Given exercise
Identify and reproduce every line holding the string "Couteau".

Provided entries
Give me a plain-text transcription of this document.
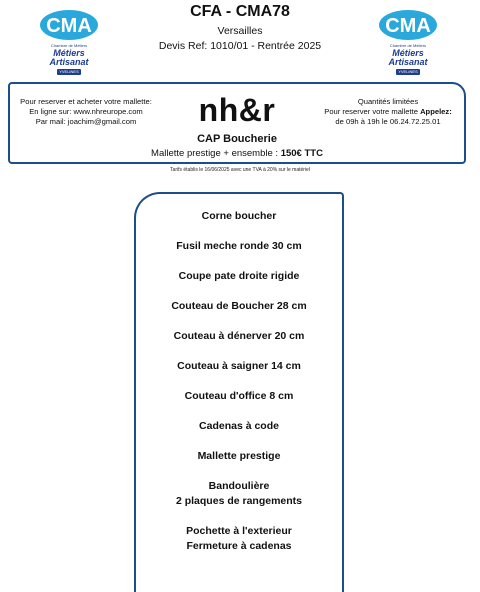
CMA
Chambre de Métiers
Métiers
Artisanat
YVELINES
CMA
Chambre de Métiers
Métiers
Artisanat
YVELINES
CFA - CMA78
Versailles
Devis Ref: 1010/01 - Rentrée 2025
Pour reserver et acheter votre mallette:
En ligne sur: www.nhreurope.com
Par mail: joachim@gmail.com	nh&r	Quantités limitées
Pour reserver votre mallette Appelez:
de 09h à 19h le 06.24.72.25.01
CAP Boucherie
Mallette prestige + ensemble : 150€ TTC
Tarifs établis le 16/06/2025 avec une TVA à 20% sur le matériel
Corne boucher
Fusil meche ronde 30 cm
Coupe pate droite rigide
Couteau de Boucher 28 cm
Couteau à dénerver 20 cm
Couteau à saigner 14 cm
Couteau d'office 8 cm
Cadenas à code
Mallette prestige
Bandoulière
2 plaques de rangements
Pochette à l'exterieur
Fermeture à cadenas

Exercise response
Couteau de Boucher 28 cm
Couteau à dénerver 20 cm
Couteau à saigner 14 cm
Couteau d'office 8 cm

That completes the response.